▶ _WHAT YOU HAVE TO DO_:
Reproduce the records below in full and without edits, omitting images.

▶ _SUPPLIED DATA_:
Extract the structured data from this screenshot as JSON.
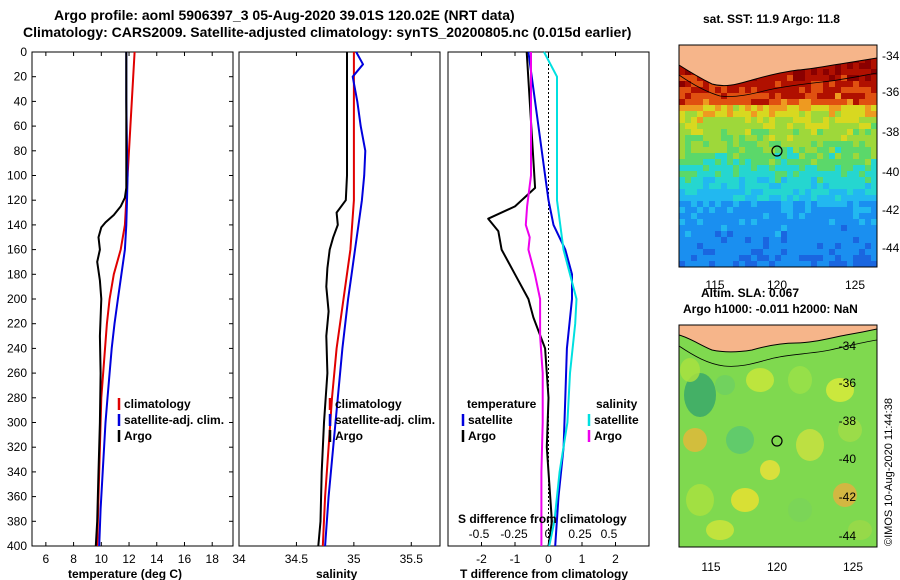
{
  "header": {
    "title_line1": "Argo profile: aoml 5906397_3 05-Aug-2020 39.01S 120.02E (NRT data)",
    "title_line2": "Climatology: CARS2009. Satellite-adjusted climatology: synTS_20200805.nc (0.015d earlier)"
  },
  "colors": {
    "climatology": "#e00000",
    "satellite": "#0000dd",
    "argo": "#000000",
    "salinity_satellite": "#00e0e0",
    "salinity_argo": "#ee00ee"
  },
  "chart_data": [
    {
      "type": "line",
      "name": "temperature-panel",
      "xlabel": "temperature (deg C)",
      "xlim": [
        5,
        19.5
      ],
      "xticks": [
        6,
        8,
        10,
        12,
        14,
        16,
        18
      ],
      "ylim": [
        400,
        0
      ],
      "yticks": [
        0,
        20,
        40,
        60,
        80,
        100,
        120,
        140,
        160,
        180,
        200,
        220,
        240,
        260,
        280,
        300,
        320,
        340,
        360,
        380,
        400
      ],
      "legend": [
        "climatology",
        "satellite-adj. clim.",
        "Argo"
      ],
      "series": [
        {
          "name": "climatology",
          "color_key": "climatology",
          "depth": [
            0,
            20,
            60,
            100,
            120,
            140,
            160,
            180,
            200,
            220,
            250,
            280,
            320,
            360,
            400
          ],
          "values": [
            12.4,
            12.3,
            12.1,
            11.9,
            11.8,
            11.7,
            11.4,
            10.9,
            10.6,
            10.4,
            10.2,
            10.0,
            9.9,
            9.8,
            9.7
          ]
        },
        {
          "name": "satellite-adj. clim.",
          "color_key": "satellite",
          "depth": [
            0,
            40,
            80,
            100,
            120,
            140,
            160,
            180,
            200,
            220,
            240,
            260,
            280,
            300,
            340,
            370,
            400
          ],
          "values": [
            11.8,
            11.8,
            11.85,
            11.9,
            11.85,
            11.8,
            11.7,
            11.45,
            11.2,
            10.95,
            10.75,
            10.6,
            10.45,
            10.3,
            10.1,
            9.95,
            9.85
          ]
        },
        {
          "name": "Argo",
          "color_key": "argo",
          "depth": [
            0,
            60,
            110,
            118,
            125,
            132,
            138,
            142,
            150,
            160,
            170,
            185,
            200,
            230,
            260,
            300,
            340,
            380,
            400
          ],
          "values": [
            11.8,
            11.8,
            11.8,
            11.7,
            11.4,
            10.9,
            10.3,
            10.0,
            9.8,
            9.9,
            9.7,
            9.9,
            10.0,
            9.9,
            9.95,
            9.9,
            9.8,
            9.7,
            9.6
          ]
        }
      ]
    },
    {
      "type": "line",
      "name": "salinity-panel",
      "xlabel": "salinity",
      "xlim": [
        34,
        35.75
      ],
      "xticks": [
        34,
        34.5,
        35,
        35.5
      ],
      "ylim": [
        400,
        0
      ],
      "legend": [
        "climatology",
        "satellite-adj. clim.",
        "Argo"
      ],
      "series": [
        {
          "name": "climatology",
          "color_key": "climatology",
          "depth": [
            0,
            60,
            120,
            160,
            200,
            240,
            280,
            320,
            360,
            400
          ],
          "values": [
            35.0,
            35.0,
            35.0,
            34.97,
            34.91,
            34.85,
            34.81,
            34.78,
            34.75,
            34.73
          ]
        },
        {
          "name": "satellite-adj. clim.",
          "color_key": "satellite",
          "depth": [
            0,
            10,
            20,
            40,
            60,
            80,
            100,
            120,
            140,
            160,
            180,
            200,
            240,
            280,
            320,
            360,
            400
          ],
          "values": [
            35.02,
            35.08,
            34.99,
            35.03,
            35.06,
            35.1,
            35.09,
            35.07,
            35.04,
            35.01,
            34.98,
            34.95,
            34.9,
            34.86,
            34.82,
            34.78,
            34.75
          ]
        },
        {
          "name": "Argo",
          "color_key": "argo",
          "depth": [
            0,
            100,
            120,
            130,
            140,
            150,
            160,
            175,
            190,
            210,
            230,
            260,
            300,
            340,
            380,
            400
          ],
          "values": [
            34.94,
            34.94,
            34.93,
            34.85,
            34.86,
            34.82,
            34.79,
            34.77,
            34.76,
            34.78,
            34.76,
            34.77,
            34.74,
            34.72,
            34.71,
            34.69
          ]
        }
      ]
    },
    {
      "type": "line",
      "name": "difference-panel",
      "xlabel": "T difference from climatology",
      "xlim": [
        -3,
        3
      ],
      "xticks": [
        -2,
        -1,
        0,
        1,
        2
      ],
      "secondary_xlabel": "S difference from climatology",
      "secondary_xticks": [
        "-0.5",
        "-0.25",
        "0",
        "0.25",
        "0.5"
      ],
      "ylim": [
        400,
        0
      ],
      "legend_left_title": "temperature",
      "legend_right_title": "salinity",
      "legend": [
        "satellite",
        "Argo"
      ],
      "series": [
        {
          "name": "temperature satellite",
          "color_key": "satellite",
          "depth": [
            0,
            100,
            120,
            140,
            160,
            180,
            200,
            240,
            280,
            320,
            360,
            400
          ],
          "values": [
            -0.6,
            -0.1,
            0.0,
            0.15,
            0.5,
            0.7,
            0.7,
            0.55,
            0.5,
            0.45,
            0.3,
            0.2
          ]
        },
        {
          "name": "temperature Argo",
          "color_key": "argo",
          "depth": [
            0,
            110,
            125,
            135,
            145,
            160,
            180,
            200,
            215,
            240,
            280,
            320,
            360,
            380,
            400
          ],
          "values": [
            -0.65,
            -0.4,
            -1.0,
            -1.8,
            -1.5,
            -1.4,
            -1.0,
            -0.6,
            -0.45,
            -0.1,
            0.0,
            -0.05,
            0.05,
            0.1,
            0.0
          ]
        },
        {
          "name": "salinity satellite",
          "color_key": "salinity_satellite",
          "depth": [
            0,
            20,
            40,
            80,
            120,
            160,
            200,
            220,
            260,
            300,
            340,
            380,
            400
          ],
          "values": [
            0.0,
            0.1,
            0.1,
            0.1,
            0.1,
            0.15,
            0.25,
            0.24,
            0.2,
            0.18,
            0.12,
            0.08,
            0.04
          ]
        },
        {
          "name": "salinity Argo",
          "color_key": "salinity_argo",
          "depth": [
            0,
            100,
            125,
            140,
            150,
            160,
            180,
            200,
            230,
            260,
            300,
            340,
            380,
            400
          ],
          "values": [
            -0.1,
            -0.1,
            -0.13,
            -0.14,
            -0.11,
            -0.12,
            -0.07,
            -0.03,
            -0.03,
            -0.01,
            -0.01,
            -0.02,
            -0.02,
            -0.02
          ]
        }
      ]
    }
  ],
  "maps": [
    {
      "name": "sst-map",
      "title": "sat. SST: 11.9 Argo: 11.8",
      "x_ticks": [
        "115",
        "120",
        "125"
      ],
      "y_ticks": [
        "-34",
        "-36",
        "-38",
        "-40",
        "-42",
        "-44"
      ]
    },
    {
      "name": "sla-map",
      "title_line1": "Altim. SLA: 0.067",
      "title_line2": "Argo h1000: -0.011 h2000: NaN",
      "x_ticks": [
        "115",
        "120",
        "125"
      ],
      "y_ticks": [
        "-34",
        "-36",
        "-38",
        "-40",
        "-42",
        "-44"
      ]
    }
  ],
  "credit": "©IMOS 10-Aug-2020 11:44:38"
}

▶ _FINAL RESULT_:
Extract the structured data from this screenshot as JSON.
{
  "header": {
    "title_line1": "Argo profile: aoml 5906397_3 05-Aug-2020 39.01S 120.02E (NRT data)",
    "title_line2": "Climatology: CARS2009. Satellite-adjusted climatology: synTS_20200805.nc (0.015d earlier)"
  },
  "colors": {
    "climatology": "#e00000",
    "satellite": "#0000dd",
    "argo": "#000000",
    "salinity_satellite": "#00e0e0",
    "salinity_argo": "#ee00ee"
  },
  "chart_data": [
    {
      "type": "line",
      "name": "temperature-panel",
      "xlabel": "temperature (deg C)",
      "xlim": [
        5,
        19.5
      ],
      "xticks": [
        6,
        8,
        10,
        12,
        14,
        16,
        18
      ],
      "ylim": [
        400,
        0
      ],
      "yticks": [
        0,
        20,
        40,
        60,
        80,
        100,
        120,
        140,
        160,
        180,
        200,
        220,
        240,
        260,
        280,
        300,
        320,
        340,
        360,
        380,
        400
      ],
      "legend": [
        "climatology",
        "satellite-adj. clim.",
        "Argo"
      ],
      "series": [
        {
          "name": "climatology",
          "color_key": "climatology",
          "depth": [
            0,
            20,
            60,
            100,
            120,
            140,
            160,
            180,
            200,
            220,
            250,
            280,
            320,
            360,
            400
          ],
          "values": [
            12.4,
            12.3,
            12.1,
            11.9,
            11.8,
            11.7,
            11.4,
            10.9,
            10.6,
            10.4,
            10.2,
            10.0,
            9.9,
            9.8,
            9.7
          ]
        },
        {
          "name": "satellite-adj. clim.",
          "color_key": "satellite",
          "depth": [
            0,
            40,
            80,
            100,
            120,
            140,
            160,
            180,
            200,
            220,
            240,
            260,
            280,
            300,
            340,
            370,
            400
          ],
          "values": [
            11.8,
            11.8,
            11.85,
            11.9,
            11.85,
            11.8,
            11.7,
            11.45,
            11.2,
            10.95,
            10.75,
            10.6,
            10.45,
            10.3,
            10.1,
            9.95,
            9.85
          ]
        },
        {
          "name": "Argo",
          "color_key": "argo",
          "depth": [
            0,
            60,
            110,
            118,
            125,
            132,
            138,
            142,
            150,
            160,
            170,
            185,
            200,
            230,
            260,
            300,
            340,
            380,
            400
          ],
          "values": [
            11.8,
            11.8,
            11.8,
            11.7,
            11.4,
            10.9,
            10.3,
            10.0,
            9.8,
            9.9,
            9.7,
            9.9,
            10.0,
            9.9,
            9.95,
            9.9,
            9.8,
            9.7,
            9.6
          ]
        }
      ]
    },
    {
      "type": "line",
      "name": "salinity-panel",
      "xlabel": "salinity",
      "xlim": [
        34,
        35.75
      ],
      "xticks": [
        34,
        34.5,
        35,
        35.5
      ],
      "ylim": [
        400,
        0
      ],
      "legend": [
        "climatology",
        "satellite-adj. clim.",
        "Argo"
      ],
      "series": [
        {
          "name": "climatology",
          "color_key": "climatology",
          "depth": [
            0,
            60,
            120,
            160,
            200,
            240,
            280,
            320,
            360,
            400
          ],
          "values": [
            35.0,
            35.0,
            35.0,
            34.97,
            34.91,
            34.85,
            34.81,
            34.78,
            34.75,
            34.73
          ]
        },
        {
          "name": "satellite-adj. clim.",
          "color_key": "satellite",
          "depth": [
            0,
            10,
            20,
            40,
            60,
            80,
            100,
            120,
            140,
            160,
            180,
            200,
            240,
            280,
            320,
            360,
            400
          ],
          "values": [
            35.02,
            35.08,
            34.99,
            35.03,
            35.06,
            35.1,
            35.09,
            35.07,
            35.04,
            35.01,
            34.98,
            34.95,
            34.9,
            34.86,
            34.82,
            34.78,
            34.75
          ]
        },
        {
          "name": "Argo",
          "color_key": "argo",
          "depth": [
            0,
            100,
            120,
            130,
            140,
            150,
            160,
            175,
            190,
            210,
            230,
            260,
            300,
            340,
            380,
            400
          ],
          "values": [
            34.94,
            34.94,
            34.93,
            34.85,
            34.86,
            34.82,
            34.79,
            34.77,
            34.76,
            34.78,
            34.76,
            34.77,
            34.74,
            34.72,
            34.71,
            34.69
          ]
        }
      ]
    },
    {
      "type": "line",
      "name": "difference-panel",
      "xlabel": "T difference from climatology",
      "xlim": [
        -3,
        3
      ],
      "xticks": [
        -2,
        -1,
        0,
        1,
        2
      ],
      "secondary_xlabel": "S difference from climatology",
      "secondary_xticks": [
        "-0.5",
        "-0.25",
        "0",
        "0.25",
        "0.5"
      ],
      "ylim": [
        400,
        0
      ],
      "legend_left_title": "temperature",
      "legend_right_title": "salinity",
      "legend": [
        "satellite",
        "Argo"
      ],
      "series": [
        {
          "name": "temperature satellite",
          "color_key": "satellite",
          "depth": [
            0,
            100,
            120,
            140,
            160,
            180,
            200,
            240,
            280,
            320,
            360,
            400
          ],
          "values": [
            -0.6,
            -0.1,
            0.0,
            0.15,
            0.5,
            0.7,
            0.7,
            0.55,
            0.5,
            0.45,
            0.3,
            0.2
          ]
        },
        {
          "name": "temperature Argo",
          "color_key": "argo",
          "depth": [
            0,
            110,
            125,
            135,
            145,
            160,
            180,
            200,
            215,
            240,
            280,
            320,
            360,
            380,
            400
          ],
          "values": [
            -0.65,
            -0.4,
            -1.0,
            -1.8,
            -1.5,
            -1.4,
            -1.0,
            -0.6,
            -0.45,
            -0.1,
            0.0,
            -0.05,
            0.05,
            0.1,
            0.0
          ]
        },
        {
          "name": "salinity satellite",
          "color_key": "salinity_satellite",
          "depth": [
            0,
            20,
            40,
            80,
            120,
            160,
            200,
            220,
            260,
            300,
            340,
            380,
            400
          ],
          "values": [
            0.0,
            0.1,
            0.1,
            0.1,
            0.1,
            0.15,
            0.25,
            0.24,
            0.2,
            0.18,
            0.12,
            0.08,
            0.04
          ]
        },
        {
          "name": "salinity Argo",
          "color_key": "salinity_argo",
          "depth": [
            0,
            100,
            125,
            140,
            150,
            160,
            180,
            200,
            230,
            260,
            300,
            340,
            380,
            400
          ],
          "values": [
            -0.1,
            -0.1,
            -0.13,
            -0.14,
            -0.11,
            -0.12,
            -0.07,
            -0.03,
            -0.03,
            -0.01,
            -0.01,
            -0.02,
            -0.02,
            -0.02
          ]
        }
      ]
    }
  ],
  "maps": [
    {
      "name": "sst-map",
      "title": "sat. SST: 11.9 Argo: 11.8",
      "x_ticks": [
        "115",
        "120",
        "125"
      ],
      "y_ticks": [
        "-34",
        "-36",
        "-38",
        "-40",
        "-42",
        "-44"
      ]
    },
    {
      "name": "sla-map",
      "title_line1": "Altim. SLA: 0.067",
      "title_line2": "Argo h1000: -0.011 h2000: NaN",
      "x_ticks": [
        "115",
        "120",
        "125"
      ],
      "y_ticks": [
        "-34",
        "-36",
        "-38",
        "-40",
        "-42",
        "-44"
      ]
    }
  ],
  "credit": "©IMOS 10-Aug-2020 11:44:38"
}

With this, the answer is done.